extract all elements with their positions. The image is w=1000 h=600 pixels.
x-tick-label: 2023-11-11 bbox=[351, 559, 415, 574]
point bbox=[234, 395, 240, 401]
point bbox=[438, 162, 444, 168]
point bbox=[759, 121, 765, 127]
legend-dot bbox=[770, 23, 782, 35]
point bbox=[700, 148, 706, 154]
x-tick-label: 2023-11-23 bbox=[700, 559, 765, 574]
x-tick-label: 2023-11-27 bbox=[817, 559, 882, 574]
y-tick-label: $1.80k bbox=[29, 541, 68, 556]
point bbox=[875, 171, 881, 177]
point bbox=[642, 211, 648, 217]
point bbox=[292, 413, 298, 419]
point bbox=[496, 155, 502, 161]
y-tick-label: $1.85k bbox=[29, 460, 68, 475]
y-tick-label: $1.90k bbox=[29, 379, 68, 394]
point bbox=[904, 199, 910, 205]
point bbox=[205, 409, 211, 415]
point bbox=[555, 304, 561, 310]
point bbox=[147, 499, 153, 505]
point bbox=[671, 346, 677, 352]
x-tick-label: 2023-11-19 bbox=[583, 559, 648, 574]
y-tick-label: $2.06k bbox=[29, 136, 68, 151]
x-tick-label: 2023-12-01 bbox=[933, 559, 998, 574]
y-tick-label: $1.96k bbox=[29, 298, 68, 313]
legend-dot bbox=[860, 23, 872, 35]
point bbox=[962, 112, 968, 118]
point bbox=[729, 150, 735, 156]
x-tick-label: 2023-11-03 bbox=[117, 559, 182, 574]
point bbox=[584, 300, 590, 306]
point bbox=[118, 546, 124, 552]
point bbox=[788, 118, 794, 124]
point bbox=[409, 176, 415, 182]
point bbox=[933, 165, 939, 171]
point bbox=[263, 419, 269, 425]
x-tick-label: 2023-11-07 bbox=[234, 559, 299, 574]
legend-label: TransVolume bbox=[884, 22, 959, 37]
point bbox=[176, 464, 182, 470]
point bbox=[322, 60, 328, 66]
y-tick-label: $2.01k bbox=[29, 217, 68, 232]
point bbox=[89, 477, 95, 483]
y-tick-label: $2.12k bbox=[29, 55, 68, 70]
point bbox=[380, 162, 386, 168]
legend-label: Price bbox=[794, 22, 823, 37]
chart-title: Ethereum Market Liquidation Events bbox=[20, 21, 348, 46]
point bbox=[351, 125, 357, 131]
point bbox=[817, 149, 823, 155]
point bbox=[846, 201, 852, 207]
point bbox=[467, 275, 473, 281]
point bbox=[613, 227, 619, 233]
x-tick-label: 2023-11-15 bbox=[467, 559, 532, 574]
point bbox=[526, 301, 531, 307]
■ ■ ■ ■ ■
### WHAT YOU ARE ASKED TO DO
Reproduce the lines of the listing above without any change, beginning with its first line and continuing through the line containing "point bbox=[118, 546, 124, 552]", both ends included.

### THE COMPLETED TASK
extract all elements with their positions. The image is w=1000 h=600 pixels.
x-tick-label: 2023-11-11 bbox=[351, 559, 415, 574]
point bbox=[234, 395, 240, 401]
point bbox=[438, 162, 444, 168]
point bbox=[759, 121, 765, 127]
legend-dot bbox=[770, 23, 782, 35]
point bbox=[700, 148, 706, 154]
x-tick-label: 2023-11-23 bbox=[700, 559, 765, 574]
x-tick-label: 2023-11-27 bbox=[817, 559, 882, 574]
y-tick-label: $1.80k bbox=[29, 541, 68, 556]
point bbox=[875, 171, 881, 177]
point bbox=[642, 211, 648, 217]
point bbox=[292, 413, 298, 419]
point bbox=[496, 155, 502, 161]
y-tick-label: $1.85k bbox=[29, 460, 68, 475]
y-tick-label: $1.90k bbox=[29, 379, 68, 394]
point bbox=[904, 199, 910, 205]
point bbox=[205, 409, 211, 415]
point bbox=[555, 304, 561, 310]
point bbox=[147, 499, 153, 505]
point bbox=[671, 346, 677, 352]
x-tick-label: 2023-11-19 bbox=[583, 559, 648, 574]
y-tick-label: $2.06k bbox=[29, 136, 68, 151]
x-tick-label: 2023-12-01 bbox=[933, 559, 998, 574]
y-tick-label: $1.96k bbox=[29, 298, 68, 313]
legend-dot bbox=[860, 23, 872, 35]
point bbox=[962, 112, 968, 118]
point bbox=[729, 150, 735, 156]
x-tick-label: 2023-11-03 bbox=[117, 559, 182, 574]
point bbox=[584, 300, 590, 306]
point bbox=[118, 546, 124, 552]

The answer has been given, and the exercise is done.